Questions »
a - Answer these questions from the blog post about internal tools:
(i) What did the team use for bugs before Fogbugz?
(ii) How much does Nico Orellana pay per month for Basecamp?
(iii) What does BugTracker.NET need, according to Corey Trager?
b - Write what comes next in the blog post about internal tools and its comments, starting after the last sentence shown.

Supplied text »
-- Opening Marker --
So here is a list of systems we are using internally and with customers
Customer Email: Fogbugz (earlier Gmail)
Bugs: Fogbugz (earlier Trac)
Wikis: Fogbuz (earlier Basecamp writeboards)
Features and designs: Fogbugz (earlier Basecamp)
General file sharing and project communication: SlideShare private group (earlier Basecamp)

Categories: Entrepreneurship

9 responses so far ↓

  • Wayne // January 29, 2008 at 12:40 am

    Hi Rashmi;

    Thanks for your posting. Your interest in FogBugz is noted, as I know of others who are pleased with this software.

    Our company currently uses Axosoft Ontime for defect tracking. In addition we own a new project collaboration solution called Joint Contact (www.jointcontact.com). Feel free to check us out sometime and let us know what you think.

  • Nico Orellana // February 12, 2008 at 11:35 am

    Is awesome but a litle bit pricy.

    I pay 24 dollar a month with Basecamp… but is 25 people using it.

    Can you imagin how much I would spend with Fogbuz whit 25 people?…

    Regards.

  • Corey Trager // February 13, 2008 at 2:36 am

    A FREE, open source alternative to FogBugz is BugTracker.NET at http://ifdefined.com/bugtrackernet.html (I’m the author). FogBugz was its major inspiration. It has similar email integration, both sending and receiving. Similar way of displaying images inline, in the narrative. Even a similar dedicated screen capture utility.

    Not as rigid as FogBugz regarding customization, but not as polished either. FogBugz is very polished. BugTracker.NET does not have a Wiki. Needs a server running windows.

  • Thejesh GN // February 21, 2008 at 2:07 pm

    What stops you from having your own installation of buzilla tracker. Its customizable and searchable.
    And itss OSS so add your own features.
-- Closing Marker --
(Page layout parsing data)
-- Opening Marker --
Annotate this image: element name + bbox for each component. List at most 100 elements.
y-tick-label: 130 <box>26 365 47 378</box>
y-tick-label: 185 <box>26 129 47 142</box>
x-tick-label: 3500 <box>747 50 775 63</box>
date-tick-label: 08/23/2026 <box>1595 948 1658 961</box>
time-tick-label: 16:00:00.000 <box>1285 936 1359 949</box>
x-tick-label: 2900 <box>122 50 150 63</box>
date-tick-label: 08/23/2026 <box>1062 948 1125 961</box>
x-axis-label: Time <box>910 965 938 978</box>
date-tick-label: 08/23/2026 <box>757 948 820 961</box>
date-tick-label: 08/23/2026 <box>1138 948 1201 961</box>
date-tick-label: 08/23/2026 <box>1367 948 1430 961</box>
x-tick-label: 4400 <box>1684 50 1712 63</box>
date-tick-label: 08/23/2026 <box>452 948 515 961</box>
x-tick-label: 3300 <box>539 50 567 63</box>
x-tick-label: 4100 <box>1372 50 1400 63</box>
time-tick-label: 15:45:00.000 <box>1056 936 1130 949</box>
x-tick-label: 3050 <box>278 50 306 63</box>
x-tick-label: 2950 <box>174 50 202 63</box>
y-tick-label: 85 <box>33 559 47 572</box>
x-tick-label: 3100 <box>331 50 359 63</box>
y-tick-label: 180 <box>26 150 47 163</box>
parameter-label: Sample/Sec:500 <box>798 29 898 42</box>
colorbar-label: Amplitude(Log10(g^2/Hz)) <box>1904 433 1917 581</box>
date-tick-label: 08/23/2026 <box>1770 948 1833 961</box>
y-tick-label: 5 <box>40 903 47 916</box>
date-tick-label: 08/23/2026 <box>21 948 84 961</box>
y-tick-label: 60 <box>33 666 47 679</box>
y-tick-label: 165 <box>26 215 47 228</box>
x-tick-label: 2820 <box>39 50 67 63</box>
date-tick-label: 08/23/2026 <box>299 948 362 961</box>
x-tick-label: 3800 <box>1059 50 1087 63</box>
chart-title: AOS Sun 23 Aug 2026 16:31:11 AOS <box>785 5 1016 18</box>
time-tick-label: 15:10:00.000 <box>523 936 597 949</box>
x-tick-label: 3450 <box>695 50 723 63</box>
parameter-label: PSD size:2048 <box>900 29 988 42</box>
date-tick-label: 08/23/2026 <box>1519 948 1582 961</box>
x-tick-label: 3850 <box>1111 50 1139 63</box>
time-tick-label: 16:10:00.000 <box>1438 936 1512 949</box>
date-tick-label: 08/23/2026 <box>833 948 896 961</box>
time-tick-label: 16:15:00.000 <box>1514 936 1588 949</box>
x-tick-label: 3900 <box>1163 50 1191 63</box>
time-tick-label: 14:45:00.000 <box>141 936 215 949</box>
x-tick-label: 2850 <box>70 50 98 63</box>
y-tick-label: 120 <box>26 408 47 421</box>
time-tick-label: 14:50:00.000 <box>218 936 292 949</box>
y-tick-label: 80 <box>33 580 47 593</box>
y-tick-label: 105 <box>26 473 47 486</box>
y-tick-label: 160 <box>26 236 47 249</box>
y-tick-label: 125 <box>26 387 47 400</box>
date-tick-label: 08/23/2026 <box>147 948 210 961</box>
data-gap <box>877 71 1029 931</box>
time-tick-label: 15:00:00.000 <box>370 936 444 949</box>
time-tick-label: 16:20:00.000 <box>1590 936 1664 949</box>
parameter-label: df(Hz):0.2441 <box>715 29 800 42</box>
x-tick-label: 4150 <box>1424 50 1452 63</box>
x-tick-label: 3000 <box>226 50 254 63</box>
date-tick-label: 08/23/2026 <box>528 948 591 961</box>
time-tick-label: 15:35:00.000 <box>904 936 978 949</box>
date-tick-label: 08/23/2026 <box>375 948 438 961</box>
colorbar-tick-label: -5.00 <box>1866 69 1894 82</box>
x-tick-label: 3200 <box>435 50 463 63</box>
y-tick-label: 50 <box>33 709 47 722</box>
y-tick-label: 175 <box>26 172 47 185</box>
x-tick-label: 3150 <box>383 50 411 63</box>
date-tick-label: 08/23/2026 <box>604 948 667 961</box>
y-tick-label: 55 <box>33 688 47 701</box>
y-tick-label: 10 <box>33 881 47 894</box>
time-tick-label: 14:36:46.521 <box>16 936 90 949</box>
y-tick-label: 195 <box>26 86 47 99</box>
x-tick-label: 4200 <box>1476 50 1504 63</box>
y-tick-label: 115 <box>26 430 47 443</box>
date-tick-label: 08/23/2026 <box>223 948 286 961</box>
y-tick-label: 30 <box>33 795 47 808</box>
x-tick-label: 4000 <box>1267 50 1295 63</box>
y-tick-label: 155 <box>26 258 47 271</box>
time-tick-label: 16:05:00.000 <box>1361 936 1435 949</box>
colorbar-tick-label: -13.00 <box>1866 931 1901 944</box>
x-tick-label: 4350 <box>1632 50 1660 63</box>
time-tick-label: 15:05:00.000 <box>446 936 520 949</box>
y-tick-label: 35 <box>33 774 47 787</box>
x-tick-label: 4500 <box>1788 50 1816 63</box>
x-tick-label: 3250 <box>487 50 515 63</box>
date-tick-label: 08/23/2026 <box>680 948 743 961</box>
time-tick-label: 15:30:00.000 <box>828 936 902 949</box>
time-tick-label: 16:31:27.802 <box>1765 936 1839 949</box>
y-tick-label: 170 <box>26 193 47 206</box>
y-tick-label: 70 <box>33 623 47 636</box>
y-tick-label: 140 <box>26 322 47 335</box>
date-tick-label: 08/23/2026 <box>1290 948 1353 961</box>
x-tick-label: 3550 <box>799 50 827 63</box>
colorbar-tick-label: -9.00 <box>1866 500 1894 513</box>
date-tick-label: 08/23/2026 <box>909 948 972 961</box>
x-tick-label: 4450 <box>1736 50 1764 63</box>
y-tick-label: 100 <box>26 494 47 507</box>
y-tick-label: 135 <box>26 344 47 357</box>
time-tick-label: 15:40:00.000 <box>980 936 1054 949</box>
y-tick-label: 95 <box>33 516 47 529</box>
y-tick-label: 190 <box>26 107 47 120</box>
-- Closing Marker --
Per-task outputs »
a -
(i) Trac
(ii) 24 dollars a month
(iii) A server running Windows

b -
  • rashmi // February 21, 2008 at 2:12 pm

    @Thejesh

    What stops me is that I want the simplest solution that works. And I prefer spending development time on our own product than on customizing a hard to use open source solution. Don’t get me wrong. We use a lot of Open Source software - but I have found that for end user software, which really needs to be user-friendly, OSS does not work. Its just too hard to use.

    And by the way, Fogbugz does give you access to the source code and allow you to make modifications. We would prefer not to get involved in that, but the option is available.

  • Trinity // March 20, 2008 at 7:42 pm

    FogBugz is by Joel, right? I thought it’s not an SaaS as basecamp.

    Also, you may want to check 5pm (http://www.5pmweb.com) - one of the newest alternatives out there.

  • chris // March 24, 2008 at 8:46 am

    the best feature of trac, for me, is the source code and revision history browsing. what are you using to replace this in trac?

  • Dan // April 9, 2008 at 12:45 pm

    Um, why were you using Basecamp’s whiteboards as a Wiki since Trac comes with a perfectly serviceable Wiki itself?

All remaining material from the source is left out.